INPUT FOR THIS TASK ::
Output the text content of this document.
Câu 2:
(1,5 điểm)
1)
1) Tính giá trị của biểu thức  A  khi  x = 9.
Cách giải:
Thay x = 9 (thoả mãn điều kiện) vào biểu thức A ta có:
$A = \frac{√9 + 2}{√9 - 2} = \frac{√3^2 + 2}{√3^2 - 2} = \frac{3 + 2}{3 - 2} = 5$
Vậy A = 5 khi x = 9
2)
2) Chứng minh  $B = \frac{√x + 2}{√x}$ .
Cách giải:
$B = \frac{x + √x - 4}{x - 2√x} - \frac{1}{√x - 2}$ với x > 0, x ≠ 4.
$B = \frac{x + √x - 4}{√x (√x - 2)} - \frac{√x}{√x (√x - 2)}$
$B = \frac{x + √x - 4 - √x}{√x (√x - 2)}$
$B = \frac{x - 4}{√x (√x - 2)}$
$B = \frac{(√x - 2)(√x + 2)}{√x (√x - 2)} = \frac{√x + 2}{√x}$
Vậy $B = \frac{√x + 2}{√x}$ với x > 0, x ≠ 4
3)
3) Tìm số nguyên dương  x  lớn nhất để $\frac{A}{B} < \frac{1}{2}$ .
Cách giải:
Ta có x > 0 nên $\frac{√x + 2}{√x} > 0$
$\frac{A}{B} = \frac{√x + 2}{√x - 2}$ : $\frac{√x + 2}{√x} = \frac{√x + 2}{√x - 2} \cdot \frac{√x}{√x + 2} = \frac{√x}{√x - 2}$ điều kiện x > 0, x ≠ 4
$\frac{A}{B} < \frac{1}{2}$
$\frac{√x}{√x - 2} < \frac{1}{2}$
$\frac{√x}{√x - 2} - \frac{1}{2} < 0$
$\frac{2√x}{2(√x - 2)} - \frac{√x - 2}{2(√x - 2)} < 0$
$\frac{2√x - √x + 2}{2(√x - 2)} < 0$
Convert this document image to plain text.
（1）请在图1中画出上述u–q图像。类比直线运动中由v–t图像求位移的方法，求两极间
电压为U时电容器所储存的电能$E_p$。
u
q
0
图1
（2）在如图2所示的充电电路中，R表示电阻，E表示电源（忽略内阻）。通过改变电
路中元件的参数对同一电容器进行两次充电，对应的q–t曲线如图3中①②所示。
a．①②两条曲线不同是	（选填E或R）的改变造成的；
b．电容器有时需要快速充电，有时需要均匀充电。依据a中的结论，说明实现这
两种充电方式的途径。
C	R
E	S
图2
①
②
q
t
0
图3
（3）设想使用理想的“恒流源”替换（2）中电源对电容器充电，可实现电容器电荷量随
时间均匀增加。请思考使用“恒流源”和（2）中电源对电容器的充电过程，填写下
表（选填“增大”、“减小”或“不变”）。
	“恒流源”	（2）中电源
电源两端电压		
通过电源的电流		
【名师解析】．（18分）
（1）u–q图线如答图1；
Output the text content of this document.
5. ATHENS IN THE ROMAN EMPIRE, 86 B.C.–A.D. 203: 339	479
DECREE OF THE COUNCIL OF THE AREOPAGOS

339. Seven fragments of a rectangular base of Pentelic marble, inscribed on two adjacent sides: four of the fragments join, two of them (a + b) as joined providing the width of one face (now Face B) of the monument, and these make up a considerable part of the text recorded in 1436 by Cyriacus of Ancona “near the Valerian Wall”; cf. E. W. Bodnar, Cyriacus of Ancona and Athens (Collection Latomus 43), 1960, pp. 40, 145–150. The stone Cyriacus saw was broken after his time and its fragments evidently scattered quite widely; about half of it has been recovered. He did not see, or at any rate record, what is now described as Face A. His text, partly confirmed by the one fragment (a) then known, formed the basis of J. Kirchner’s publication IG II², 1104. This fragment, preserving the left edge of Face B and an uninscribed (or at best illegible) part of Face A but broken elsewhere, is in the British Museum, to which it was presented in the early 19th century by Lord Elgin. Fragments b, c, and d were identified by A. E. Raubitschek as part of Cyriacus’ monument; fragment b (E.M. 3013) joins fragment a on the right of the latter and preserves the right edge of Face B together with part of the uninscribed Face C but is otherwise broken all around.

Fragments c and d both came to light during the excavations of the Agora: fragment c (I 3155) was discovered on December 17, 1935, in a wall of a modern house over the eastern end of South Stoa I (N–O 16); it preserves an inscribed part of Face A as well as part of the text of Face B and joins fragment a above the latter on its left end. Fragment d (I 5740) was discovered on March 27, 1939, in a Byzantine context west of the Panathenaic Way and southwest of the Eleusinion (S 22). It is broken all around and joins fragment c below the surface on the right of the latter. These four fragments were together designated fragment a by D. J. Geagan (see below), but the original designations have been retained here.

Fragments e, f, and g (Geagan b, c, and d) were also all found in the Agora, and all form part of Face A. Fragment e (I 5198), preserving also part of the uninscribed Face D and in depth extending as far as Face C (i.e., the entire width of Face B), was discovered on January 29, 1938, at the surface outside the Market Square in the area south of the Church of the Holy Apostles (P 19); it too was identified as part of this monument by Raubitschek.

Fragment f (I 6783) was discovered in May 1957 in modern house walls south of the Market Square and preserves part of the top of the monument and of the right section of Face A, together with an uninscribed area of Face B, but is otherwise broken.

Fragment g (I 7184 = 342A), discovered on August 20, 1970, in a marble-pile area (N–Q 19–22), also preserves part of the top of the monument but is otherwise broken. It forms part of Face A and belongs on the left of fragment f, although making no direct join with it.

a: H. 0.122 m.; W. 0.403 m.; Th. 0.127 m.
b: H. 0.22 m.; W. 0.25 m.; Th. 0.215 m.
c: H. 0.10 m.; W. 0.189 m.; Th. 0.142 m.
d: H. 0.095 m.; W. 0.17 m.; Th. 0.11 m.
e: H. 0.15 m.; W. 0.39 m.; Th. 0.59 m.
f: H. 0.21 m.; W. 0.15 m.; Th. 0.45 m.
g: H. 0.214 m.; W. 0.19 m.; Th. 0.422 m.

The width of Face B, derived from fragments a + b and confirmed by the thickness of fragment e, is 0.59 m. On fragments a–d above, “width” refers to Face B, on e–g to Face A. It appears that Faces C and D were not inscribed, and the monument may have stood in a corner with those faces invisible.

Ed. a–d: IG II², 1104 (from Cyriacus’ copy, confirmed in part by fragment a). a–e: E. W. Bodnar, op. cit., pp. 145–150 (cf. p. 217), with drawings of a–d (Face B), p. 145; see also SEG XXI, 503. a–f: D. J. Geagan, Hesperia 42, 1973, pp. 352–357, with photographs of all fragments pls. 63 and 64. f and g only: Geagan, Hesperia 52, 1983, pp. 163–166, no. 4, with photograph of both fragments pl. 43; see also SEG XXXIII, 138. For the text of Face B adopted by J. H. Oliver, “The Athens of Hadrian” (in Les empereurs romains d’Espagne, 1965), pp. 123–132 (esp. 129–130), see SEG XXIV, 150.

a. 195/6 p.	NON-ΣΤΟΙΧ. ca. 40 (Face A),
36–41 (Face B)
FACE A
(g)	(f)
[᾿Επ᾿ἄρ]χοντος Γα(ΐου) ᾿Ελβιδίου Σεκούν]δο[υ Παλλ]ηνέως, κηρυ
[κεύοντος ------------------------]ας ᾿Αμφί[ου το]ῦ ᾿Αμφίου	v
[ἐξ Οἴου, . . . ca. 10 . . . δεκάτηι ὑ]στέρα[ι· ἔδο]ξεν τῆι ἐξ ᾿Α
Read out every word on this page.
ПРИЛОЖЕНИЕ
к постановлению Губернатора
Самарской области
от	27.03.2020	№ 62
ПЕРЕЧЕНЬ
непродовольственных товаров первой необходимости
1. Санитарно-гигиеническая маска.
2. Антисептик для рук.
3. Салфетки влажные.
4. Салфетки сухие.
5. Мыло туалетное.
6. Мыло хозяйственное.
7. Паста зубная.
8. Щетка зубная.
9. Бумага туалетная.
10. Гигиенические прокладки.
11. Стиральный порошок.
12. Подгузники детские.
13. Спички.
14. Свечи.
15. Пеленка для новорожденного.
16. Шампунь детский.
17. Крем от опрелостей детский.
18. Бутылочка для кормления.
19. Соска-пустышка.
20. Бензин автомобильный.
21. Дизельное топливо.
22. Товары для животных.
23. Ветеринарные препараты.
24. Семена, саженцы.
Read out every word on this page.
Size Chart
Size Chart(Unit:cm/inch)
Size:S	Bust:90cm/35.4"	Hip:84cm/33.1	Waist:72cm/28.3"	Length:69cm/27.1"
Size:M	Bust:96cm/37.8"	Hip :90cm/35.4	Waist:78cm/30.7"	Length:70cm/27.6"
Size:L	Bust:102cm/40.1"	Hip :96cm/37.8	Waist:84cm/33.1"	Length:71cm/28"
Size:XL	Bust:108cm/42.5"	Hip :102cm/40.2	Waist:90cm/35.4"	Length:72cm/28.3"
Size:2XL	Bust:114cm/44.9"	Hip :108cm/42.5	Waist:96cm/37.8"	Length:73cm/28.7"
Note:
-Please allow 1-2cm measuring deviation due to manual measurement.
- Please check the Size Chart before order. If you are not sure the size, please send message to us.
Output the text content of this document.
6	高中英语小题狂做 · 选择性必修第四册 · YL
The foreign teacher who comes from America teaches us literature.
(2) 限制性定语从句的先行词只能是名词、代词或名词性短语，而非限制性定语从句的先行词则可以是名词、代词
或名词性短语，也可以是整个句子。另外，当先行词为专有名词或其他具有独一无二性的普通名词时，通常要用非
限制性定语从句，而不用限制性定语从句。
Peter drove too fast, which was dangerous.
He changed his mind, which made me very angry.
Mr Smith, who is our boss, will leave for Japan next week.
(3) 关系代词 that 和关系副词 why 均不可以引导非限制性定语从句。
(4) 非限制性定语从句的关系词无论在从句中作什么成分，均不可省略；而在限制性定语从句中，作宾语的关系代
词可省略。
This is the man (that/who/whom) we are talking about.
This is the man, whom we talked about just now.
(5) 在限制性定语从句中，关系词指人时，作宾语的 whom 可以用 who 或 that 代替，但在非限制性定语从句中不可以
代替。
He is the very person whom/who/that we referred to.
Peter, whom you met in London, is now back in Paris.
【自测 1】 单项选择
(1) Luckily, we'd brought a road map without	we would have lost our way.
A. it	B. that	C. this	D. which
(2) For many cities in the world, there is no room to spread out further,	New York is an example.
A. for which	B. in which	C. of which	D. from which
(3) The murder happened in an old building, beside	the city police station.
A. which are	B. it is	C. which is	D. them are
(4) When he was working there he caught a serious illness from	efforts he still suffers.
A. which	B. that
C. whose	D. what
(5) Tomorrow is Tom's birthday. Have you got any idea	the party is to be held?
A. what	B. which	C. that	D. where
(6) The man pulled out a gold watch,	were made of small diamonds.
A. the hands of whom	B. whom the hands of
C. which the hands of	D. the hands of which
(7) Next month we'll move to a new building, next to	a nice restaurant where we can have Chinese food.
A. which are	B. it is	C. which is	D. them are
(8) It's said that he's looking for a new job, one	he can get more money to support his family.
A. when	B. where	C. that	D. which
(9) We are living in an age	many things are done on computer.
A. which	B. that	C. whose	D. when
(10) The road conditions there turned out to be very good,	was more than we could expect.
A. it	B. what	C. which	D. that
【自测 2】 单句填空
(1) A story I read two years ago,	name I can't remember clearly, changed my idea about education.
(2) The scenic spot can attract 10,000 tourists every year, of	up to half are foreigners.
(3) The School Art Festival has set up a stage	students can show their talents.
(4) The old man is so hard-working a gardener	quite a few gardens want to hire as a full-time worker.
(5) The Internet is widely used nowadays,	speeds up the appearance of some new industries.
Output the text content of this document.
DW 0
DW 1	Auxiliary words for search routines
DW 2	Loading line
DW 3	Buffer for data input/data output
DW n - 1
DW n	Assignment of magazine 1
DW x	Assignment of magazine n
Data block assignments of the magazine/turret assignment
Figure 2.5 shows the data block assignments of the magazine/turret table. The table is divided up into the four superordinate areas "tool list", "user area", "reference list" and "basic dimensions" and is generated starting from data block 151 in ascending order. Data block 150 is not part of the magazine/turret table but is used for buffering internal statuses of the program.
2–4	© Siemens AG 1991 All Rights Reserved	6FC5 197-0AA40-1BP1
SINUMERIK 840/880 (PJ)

PROBLEM STATEMENT ::
Which lines hold the word "preserving"? Copy all of them.

EXPECTED ANSWER ::
339. Seven fragments of a rectangular base of Pentelic marble, inscribed on two adjacent sides: four of the fragments join, two of them (a + b) as joined providing the width of one face (now Face B) of the monument, and these make up a considerable part of the text recorded in 1436 by Cyriacus of Ancona “near the Valerian Wall”; cf. E. W. Bodnar, Cyriacus of Ancona and Athens (Collection Latomus 43), 1960, pp. 40, 145–150. The stone Cyriacus saw was broken after his time and its fragments evidently scattered quite widely; about half of it has been recovered. He did not see, or at any rate record, what is now described as Face A. His text, partly confirmed by the one fragment (a) then known, formed the basis of J. Kirchner’s publication IG II², 1104. This fragment, preserving the left edge of Face B and an uninscribed (or at best illegible) part of Face A but broken elsewhere, is in the British Museum, to which it was presented in the early 19th century by Lord Elgin. Fragments b, c, and d were identified by A. E. Raubitschek as part of Cyriacus’ monument; fragment b (E.M. 3013) joins fragment a on the right of the latter and preserves the right edge of Face B together with part of the uninscribed Face C but is otherwise broken all around.
Fragments e, f, and g (Geagan b, c, and d) were also all found in the Agora, and all form part of Face A. Fragment e (I 5198), preserving also part of the uninscribed Face D and in depth extending as far as Face C (i.e., the entire width of Face B), was discovered on January 29, 1938, at the surface outside the Market Square in the area south of the Church of the Holy Apostles (P 19); it too was identified as part of this monument by Raubitschek.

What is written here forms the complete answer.